## Begin EXERCISE INPUTS
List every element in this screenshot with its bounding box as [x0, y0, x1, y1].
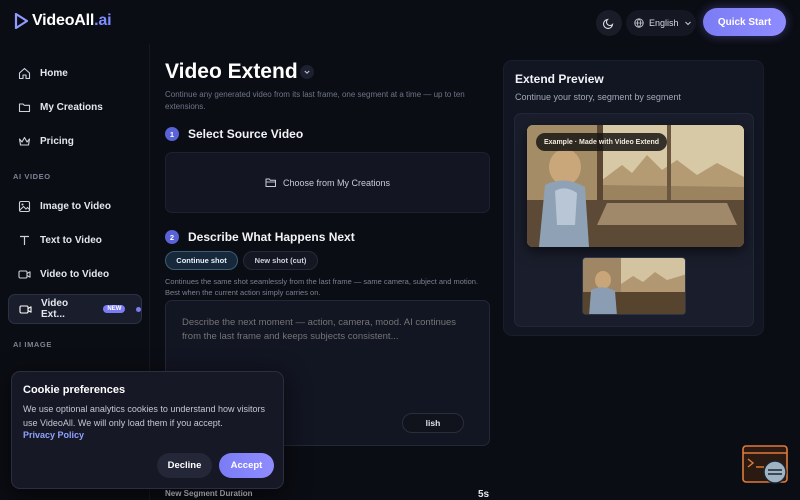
preview-image-main[interactable]: Example · Made with Video Extend [527, 125, 744, 247]
video-icon [18, 269, 31, 279]
mode-new-shot-button[interactable]: New shot (cut) [243, 251, 318, 270]
image-icon [18, 200, 31, 212]
preview-image-thumbnail[interactable] [582, 257, 686, 315]
step-2-header: 2 Describe What Happens Next [165, 230, 355, 244]
sidebar-item-home[interactable]: Home [8, 58, 142, 88]
sidebar-item-label: Home [40, 67, 68, 79]
choose-source-button[interactable]: Choose from My Creations [165, 152, 490, 213]
chevron-down-icon [684, 21, 691, 26]
mode-continue-shot-button[interactable]: Continue shot [165, 251, 238, 270]
sidebar-item-my-creations[interactable]: My Creations [8, 92, 142, 122]
section-label-ai-video: AI VIDEO [13, 172, 51, 181]
support-chat-widget[interactable] [742, 445, 790, 487]
language-selector[interactable]: English [626, 10, 696, 36]
polish-button[interactable]: lish [402, 413, 464, 433]
sidebar-item-label: Image to Video [40, 200, 111, 212]
example-badge: Example · Made with Video Extend [536, 133, 668, 151]
sidebar-item-label: Video to Video [40, 268, 110, 280]
mode-description: Continues the same shot seamlessly from … [165, 277, 479, 297]
cookie-text: We use optional analytics cookies to und… [23, 404, 265, 428]
page-description: Continue any generated video from its la… [165, 90, 465, 111]
sidebar-item-text-to-video[interactable]: Text to Video [8, 225, 142, 255]
sidebar-item-label: Video Ext... [41, 298, 69, 320]
choose-source-label: Choose from My Creations [282, 177, 391, 188]
thumbnail-illustration [583, 258, 685, 314]
sidebar-item-video-extend[interactable]: Video Ext... NEW [8, 294, 142, 324]
globe-icon [634, 18, 644, 28]
step-title: Select Source Video [188, 127, 304, 141]
status-dot [136, 306, 141, 312]
preview-media-area: Example · Made with Video Extend [514, 113, 754, 327]
video-extend-icon [19, 304, 32, 314]
top-header: VideoAll.ai English Quick Start [0, 0, 800, 44]
decline-button[interactable]: Decline [157, 453, 212, 478]
moon-icon [603, 18, 614, 29]
step-1-header: 1 Select Source Video [165, 127, 303, 141]
duration-value: 5s [478, 489, 490, 500]
step-number: 1 [165, 127, 179, 141]
chat-terminal-icon [742, 445, 788, 484]
text-icon [20, 235, 29, 245]
preview-subtitle: Continue your story, segment by segment [515, 92, 681, 102]
step-number: 2 [165, 230, 179, 244]
sidebar-item-pricing[interactable]: Pricing [8, 126, 142, 156]
theme-toggle-button[interactable] [596, 10, 622, 36]
privacy-policy-link[interactable]: Privacy Policy [23, 430, 84, 440]
accept-button[interactable]: Accept [219, 453, 274, 478]
chevron-down-icon [304, 70, 310, 74]
play-logo-icon [14, 13, 28, 29]
sidebar-item-label: My Creations [40, 101, 103, 113]
folder-open-icon [265, 178, 276, 187]
section-label-ai-image: AI IMAGE [13, 340, 52, 349]
logo[interactable]: VideoAll.ai [14, 12, 112, 30]
quick-start-button[interactable]: Quick Start [703, 8, 786, 36]
language-label: English [649, 18, 679, 28]
title-dropdown-button[interactable] [300, 65, 314, 79]
sidebar-item-video-to-video[interactable]: Video to Video [8, 259, 142, 289]
home-icon [18, 67, 31, 79]
preview-panel: Extend Preview Continue your story, segm… [503, 60, 764, 336]
cookie-title: Cookie preferences [23, 384, 126, 396]
duration-label: New Segment Duration [165, 489, 253, 498]
step-title: Describe What Happens Next [188, 230, 355, 244]
folder-icon [18, 102, 31, 112]
new-badge: NEW [103, 305, 126, 313]
logo-text: VideoAll.ai [32, 12, 112, 29]
cookie-dialog: Cookie preferences We use optional analy… [11, 371, 284, 489]
preview-title: Extend Preview [515, 72, 604, 86]
page-title: Video Extend [165, 60, 298, 83]
sidebar-item-image-to-video[interactable]: Image to Video [8, 191, 142, 221]
sidebar-item-label: Text to Video [40, 234, 102, 246]
sidebar-item-label: Pricing [40, 135, 74, 147]
crown-icon [18, 136, 31, 146]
## End EXERCISE INPUTS
• **PROBLEM TO SOLVE**
Reproduce the listing above without changes, from the line containing "preview-image-main[interactable]: Example ·" down to the line containing "preview-image-thumbnail[interactable] [582, 257, 686, 315]", including both of those lines.

• **OUTPUT BELOW**
preview-image-main[interactable]: Example · Made with Video Extend [527, 125, 744, 247]
video-icon [18, 269, 31, 279]
mode-new-shot-button[interactable]: New shot (cut) [243, 251, 318, 270]
image-icon [18, 200, 31, 212]
preview-image-thumbnail[interactable] [582, 257, 686, 315]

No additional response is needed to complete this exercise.